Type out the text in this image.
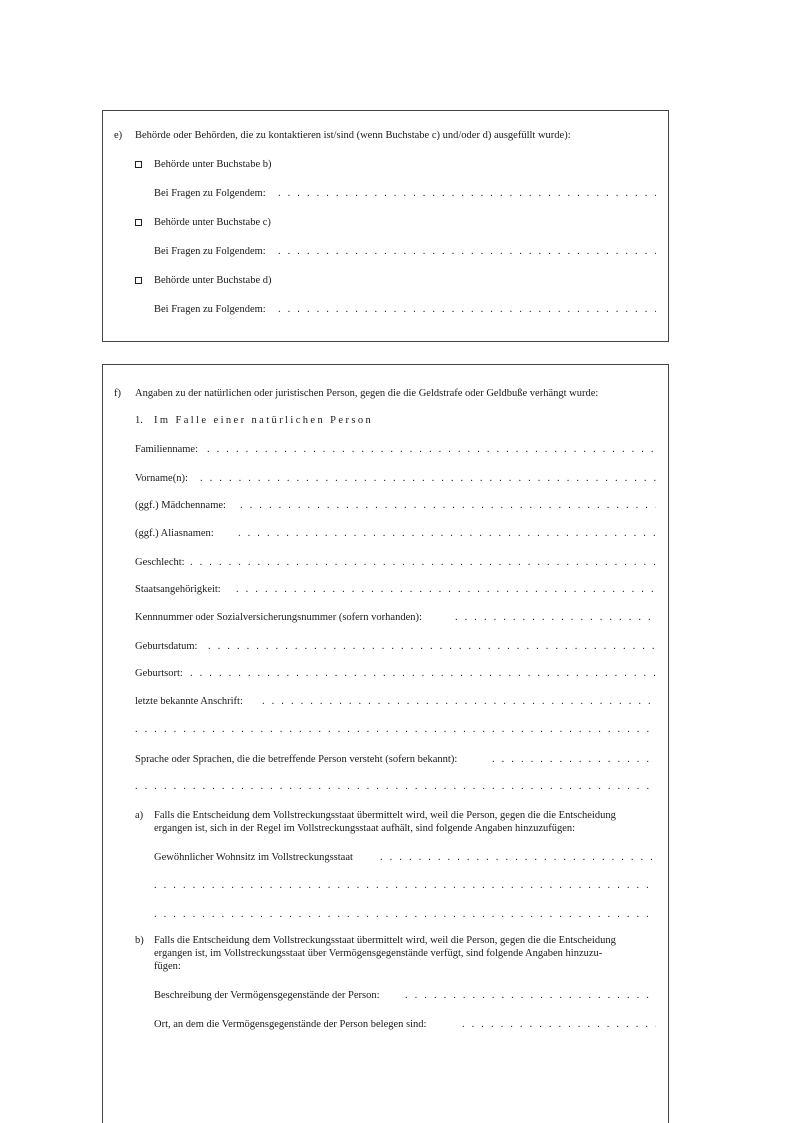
e) Behörde oder Behörden, die zu kontaktieren ist/sind (wenn Buchstabe c) und/oder d) ausgefüllt wurde):
Behörde unter Buchstabe b)
Bei Fragen zu Folgendem:
. . .
Behörde unter Buchstabe c)
Bei Fragen zu Folgendem:
. . .
Behörde unter Buchstabe d)
Bei Fragen zu Folgendem:
. . .
f) Angaben zu der natürlichen oder juristischen Person, gegen die die Geldstrafe oder Geldbuße verhängt wurde:
1. Im Falle einer natürlichen Person
Familienname:
. . .
Vorname(n):
. . .
(ggf.) Mädchenname:
. . .
(ggf.) Aliasnamen:
. . .
Geschlecht:
. . .
Staatsangehörigkeit:
. . .
Kennnummer oder Sozialversicherungsnummer (sofern vorhanden):
. . .
Geburtsdatum:
. . .
Geburtsort:
. . .
letzte bekannte Anschrift:
. . .
. . .
Sprache oder Sprachen, die die betreffende Person versteht (sofern bekannt):
. . .
. . .
a) Falls die Entscheidung dem Vollstreckungsstaat übermittelt wird, weil die Person, gegen die die Entscheidung
ergangen ist, sich in der Regel im Vollstreckungsstaat aufhält, sind folgende Angaben hinzuzufügen:
Gewöhnlicher Wohnsitz im Vollstreckungsstaat
. . .
. . .
. . .
b) Falls die Entscheidung dem Vollstreckungsstaat übermittelt wird, weil die Person, gegen die die Entscheidung
ergangen ist, im Vollstreckungsstaat über Vermögensgegenstände verfügt, sind folgende Angaben hinzuzu-
fügen:
Beschreibung der Vermögensgegenstände der Person:
. . .
Ort, an dem die Vermögensgegenstände der Person belegen sind:
. . .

**TASK STATEMENT:**
Your copy should match the entries exactly, minus the pictures.

**THE RESULT:**
Type out the text in this image.
e) Behörde oder Behörden, die zu kontaktieren ist/sind (wenn Buchstabe c) und/oder d) ausgefüllt wurde):
Behörde unter Buchstabe b)
Bei Fragen zu Folgendem:
. . .
Behörde unter Buchstabe c)
Bei Fragen zu Folgendem:
. . .
Behörde unter Buchstabe d)
Bei Fragen zu Folgendem:
. . .
f) Angaben zu der natürlichen oder juristischen Person, gegen die die Geldstrafe oder Geldbuße verhängt wurde:
1. Im Falle einer natürlichen Person
Familienname:
. . .
Vorname(n):
. . .
(ggf.) Mädchenname:
. . .
(ggf.) Aliasnamen:
. . .
Geschlecht:
. . .
Staatsangehörigkeit:
. . .
Kennnummer oder Sozialversicherungsnummer (sofern vorhanden):
. . .
Geburtsdatum:
. . .
Geburtsort:
. . .
letzte bekannte Anschrift:
. . .
. . .
Sprache oder Sprachen, die die betreffende Person versteht (sofern bekannt):
. . .
. . .
a) Falls die Entscheidung dem Vollstreckungsstaat übermittelt wird, weil die Person, gegen die die Entscheidung
ergangen ist, sich in der Regel im Vollstreckungsstaat aufhält, sind folgende Angaben hinzuzufügen:
Gewöhnlicher Wohnsitz im Vollstreckungsstaat
. . .
. . .
. . .
b) Falls die Entscheidung dem Vollstreckungsstaat übermittelt wird, weil die Person, gegen die die Entscheidung
ergangen ist, im Vollstreckungsstaat über Vermögensgegenstände verfügt, sind folgende Angaben hinzuzu-
fügen:
Beschreibung der Vermögensgegenstände der Person:
. . .
Ort, an dem die Vermögensgegenstände der Person belegen sind:
. . .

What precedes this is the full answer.